● **Task inputs**
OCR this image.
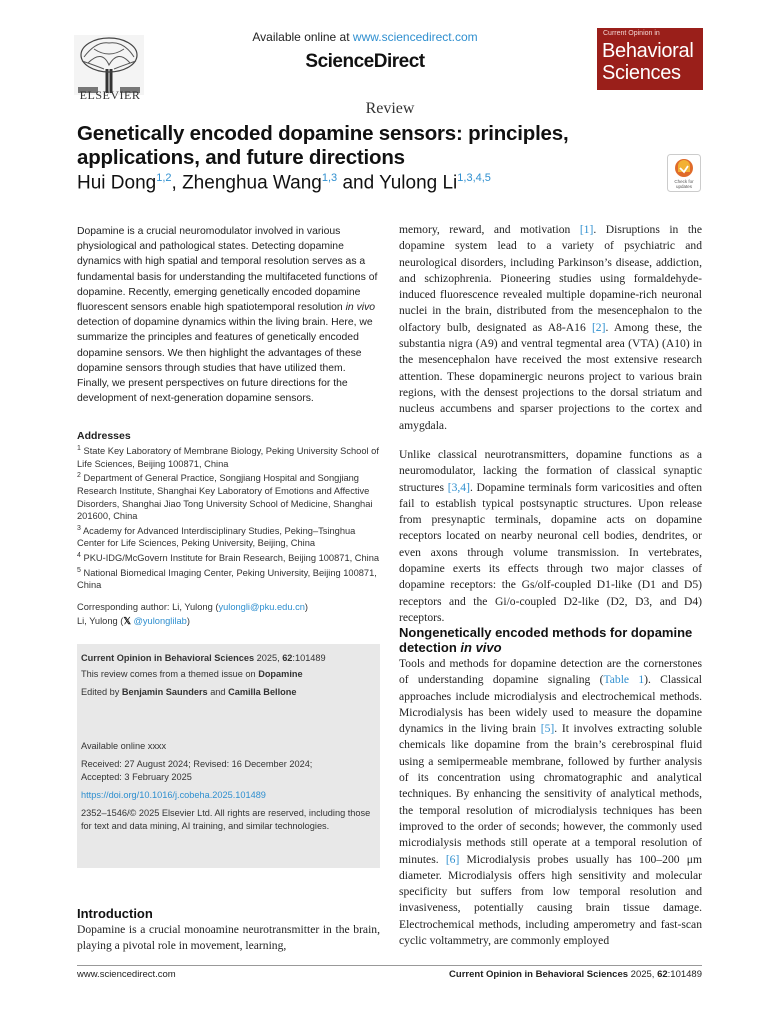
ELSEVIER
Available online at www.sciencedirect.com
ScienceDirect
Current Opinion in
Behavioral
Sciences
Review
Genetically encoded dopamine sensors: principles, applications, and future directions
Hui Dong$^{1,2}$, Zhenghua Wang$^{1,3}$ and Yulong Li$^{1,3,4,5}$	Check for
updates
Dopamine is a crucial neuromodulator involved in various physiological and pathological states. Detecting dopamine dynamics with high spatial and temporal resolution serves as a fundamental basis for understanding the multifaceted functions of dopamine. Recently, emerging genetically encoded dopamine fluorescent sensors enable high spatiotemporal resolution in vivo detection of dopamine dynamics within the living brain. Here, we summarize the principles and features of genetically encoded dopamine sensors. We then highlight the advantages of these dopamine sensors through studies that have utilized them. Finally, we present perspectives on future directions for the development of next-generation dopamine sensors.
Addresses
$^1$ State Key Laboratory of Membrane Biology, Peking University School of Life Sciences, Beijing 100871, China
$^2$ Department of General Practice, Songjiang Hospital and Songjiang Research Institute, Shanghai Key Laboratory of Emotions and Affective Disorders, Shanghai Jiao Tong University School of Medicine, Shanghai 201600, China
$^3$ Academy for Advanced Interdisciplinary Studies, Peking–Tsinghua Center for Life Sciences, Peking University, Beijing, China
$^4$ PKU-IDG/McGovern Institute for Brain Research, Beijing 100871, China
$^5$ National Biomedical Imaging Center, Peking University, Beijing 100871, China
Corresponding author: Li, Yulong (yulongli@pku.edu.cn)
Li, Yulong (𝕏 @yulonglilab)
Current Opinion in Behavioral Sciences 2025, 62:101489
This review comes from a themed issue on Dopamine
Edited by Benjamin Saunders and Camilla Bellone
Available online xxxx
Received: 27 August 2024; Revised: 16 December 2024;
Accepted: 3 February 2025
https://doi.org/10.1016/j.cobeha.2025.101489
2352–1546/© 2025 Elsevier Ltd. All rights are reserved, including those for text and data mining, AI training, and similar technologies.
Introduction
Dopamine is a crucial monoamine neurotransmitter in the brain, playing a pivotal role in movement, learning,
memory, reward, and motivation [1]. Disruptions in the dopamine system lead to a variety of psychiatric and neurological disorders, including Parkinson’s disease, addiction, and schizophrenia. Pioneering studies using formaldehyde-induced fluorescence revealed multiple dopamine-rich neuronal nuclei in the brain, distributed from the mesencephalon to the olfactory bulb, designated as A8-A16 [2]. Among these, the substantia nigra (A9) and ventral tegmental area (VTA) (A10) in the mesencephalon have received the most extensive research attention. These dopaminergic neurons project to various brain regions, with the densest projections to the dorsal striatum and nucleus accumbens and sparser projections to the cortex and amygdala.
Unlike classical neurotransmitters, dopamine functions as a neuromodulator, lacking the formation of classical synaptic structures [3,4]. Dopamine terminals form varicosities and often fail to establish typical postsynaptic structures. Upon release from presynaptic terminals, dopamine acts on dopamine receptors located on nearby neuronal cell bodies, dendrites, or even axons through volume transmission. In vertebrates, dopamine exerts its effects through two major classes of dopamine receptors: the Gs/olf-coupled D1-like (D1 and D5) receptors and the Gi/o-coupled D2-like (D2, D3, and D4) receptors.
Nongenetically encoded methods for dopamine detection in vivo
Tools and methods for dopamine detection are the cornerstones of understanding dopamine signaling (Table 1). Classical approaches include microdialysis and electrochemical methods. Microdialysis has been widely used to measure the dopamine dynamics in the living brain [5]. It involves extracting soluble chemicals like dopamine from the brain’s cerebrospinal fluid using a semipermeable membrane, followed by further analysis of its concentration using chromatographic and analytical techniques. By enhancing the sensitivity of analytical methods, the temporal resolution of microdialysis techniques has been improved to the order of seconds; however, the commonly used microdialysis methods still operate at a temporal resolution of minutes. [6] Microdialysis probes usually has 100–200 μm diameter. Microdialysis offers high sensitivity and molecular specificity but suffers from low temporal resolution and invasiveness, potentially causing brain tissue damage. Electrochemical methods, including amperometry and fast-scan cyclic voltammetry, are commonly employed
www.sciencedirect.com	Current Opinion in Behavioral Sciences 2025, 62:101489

● **Exercise instructions**
Reply with the number of lines in the data that include the string "China" and nothing else.

● **Final result**
5